> _SET TASK_: Look through the material below and give the number of lines holding "partager", with no other words.

> _MATERIAL FOR THIS EXERCISE_:
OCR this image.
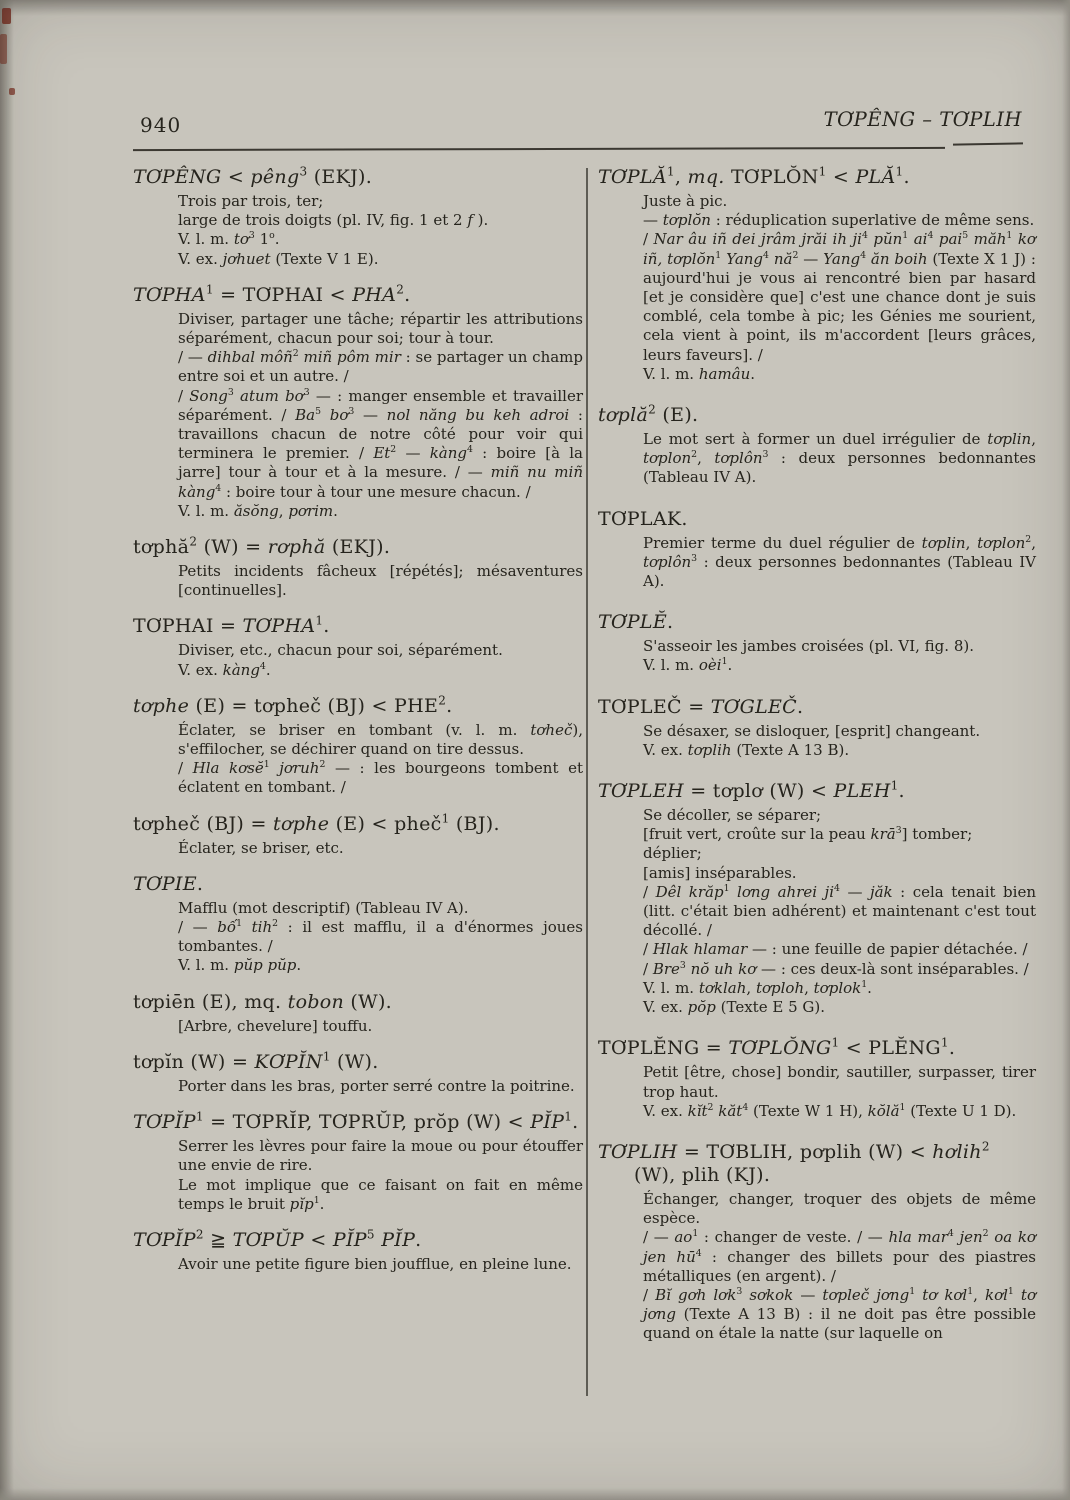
940	TƠPÊNG – TƠPLIH
TƠPÊNG < pêng$^3$ (EKJ).

Trois par trois, ter;

large de trois doigts (pl. IV, fig. 1 et 2 f ).

V. l. m. $tơ^3$ 1$^o$.

V. ex. jơhuet (Texte V 1 E).

$TƠPHA^1$ = TƠPHAI < $PHA^2$.

Diviser, partager une tâche; répartir les attributions séparément, chacun pour soi; tour à tour.

/ — dihbal môñ$^2$ miñ pôm mir : se partager un champ entre soi et un autre. /

/ Song$^3$ atum $bơ^3$ — : manger ensemble et travailler séparément. / Ba$^5$ $bơ^3$ — nol năng bu keh adroi : travaillons chacun de notre côté pour voir qui terminera le premier. / Et$^2$ — kàng$^4$ : boire [à la jarre] tour à tour et à la mesure. / — miñ nu miñ kàng$^4$ : boire tour à tour une mesure chacun. /

V. l. m. ăsŏng, pơrim.

tơphă$^2$ (W) = rơphă (EKJ).

Petits incidents fâcheux [répétés]; mésaventures [continuelles].

TƠPHAI = $TƠPHA^1$.

Diviser, etc., chacun pour soi, séparément.

V. ex. kàng$^4$.

tơphe (E) = tơpheč $(BJ) < PHE^2$.

Éclater, se briser en tombant (v. l. m. tơheč), s'effilocher, se déchirer quand on tire dessus.

/ Hla kơsĕ$^1$ jơruh$^2$ — : les bourgeons tombent et éclatent en tombant. /

tơpheč (BJ) = tơphe (E) < pheč$^1$ (BJ).

Éclater, se briser, etc.

TƠPIE.

Mafflu (mot descriptif) (Tableau IV A).

/ — bố$^1$ tih$^2$ : il est mafflu, il a d'énormes joues tombantes. /

V. l. m. pŭp pŭp.

tơpiēn (E), mq. tobon (W).

[Arbre, chevelure] touffu.

tơpĭn $(W) = KƠPĬN^1$ (W).

Porter dans les bras, porter serré contre la poitrine.

$TƠPĬP^1$ = TƠPRĬP, TƠPRŬP, prŏp $(W) < PĬP^1$.

Serrer les lèvres pour faire la moue ou pour étouffer une envie de rire.

Le mot implique que ce faisant on fait en même temps le bruit pĭp$^1$.

TƠPĬP$^2$ ≧ TƠPŬP < $PĬP^5$ PĬP.

Avoir une petite figure bien joufflue, en pleine lune.

TƠPLĂ$^1$, mq. $TƠPLŎN^1$ < $PLĂ^1$.

Juste à pic.

— tơplŏn : réduplication superlative de même sens.

/ Nar âu iñ dei jrâm jrăi ih $ji^4$ pŭn$^1$ $ai^4$ pai$^5$ măh$^1$ kơ iñ, tơplŏn$^1$ Yang$^4$ $nă^2$ — Yang$^4$ ăn boih (Texte X 1 J) : aujourd'hui je vous ai rencontré bien par hasard [et je considère que] c'est une chance dont je suis comblé, cela tombe à pic; les Génies me sourient, cela vient à point, ils m'accordent [leurs grâces, leurs faveurs]. /

V. l. m. hamâu.

tơplă$^2$ (E).

Le mot sert à former un duel irrégulier de tơplin, tơplon$^2$, tơplôn$^3$ : deux personnes bedonnantes (Tableau IV A).

TƠPLAK.

Premier terme du duel régulier de tơplin, tơplon$^2$, tơplôn$^3$ : deux personnes bedonnantes (Tableau IV A).

TƠPLĔ.

S'asseoir les jambes croisées (pl. VI, fig. 8).

V. l. m. oèi$^1$.

TƠPLEČ = TƠGLEČ.

Se désaxer, se disloquer, [esprit] changeant.

V. ex. tơplih (Texte A 13 B).

TƠPLEH = tơplơ $(W) < PLEH^1$.

Se décoller, se séparer;

[fruit vert, croûte sur la peau krā$^3$] tomber;

déplier;

[amis] inséparables.

/ Dêl krăp$^1$ lơng ahrei $ji^4$ — jăk : cela tenait bien (litt. c'était bien adhérent) et maintenant c'est tout décollé. /

/ Hlak hlamar — : une feuille de papier détachée. /

/ Bre$^3$ nŏ uh kơ — : ces deux-là sont inséparables. /

V. l. m. tơklah, tơploh, tơplok$^1$.

V. ex. pŏp (Texte E 5 G).

TƠPLĔNG = $TƠPLŎNG^1$ < $PLĔNG^1$.

Petit [être, chose] bondir, sautiller, surpasser, tirer trop haut.

V. ex. kĭt$^2$ kăt$^4$ (Texte W 1 H), kŏlă$^1$ (Texte U 1 D).

TƠPLIH = TƠBLIH, pơplih (W) < hơlih$^2$ (W), plih (KJ).

Échanger, changer, troquer des objets de même espèce.

/ — $ao^1$ : changer de veste. / — hla mar$^4$ jen$^2$ oa kơ jen $hū^4$ : changer des billets pour des piastres métalliques (en argent). /

/ Bĭ gơh lơk$^3$ sơkok — tơpleč jơng$^1$ tơ kơl$^1$, kơl$^1$ tơ jơng (Texte A 13 B) : il ne doit pas être possible quand on étale la natte (sur laquelle on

> _FINISHED ANSWER_: 2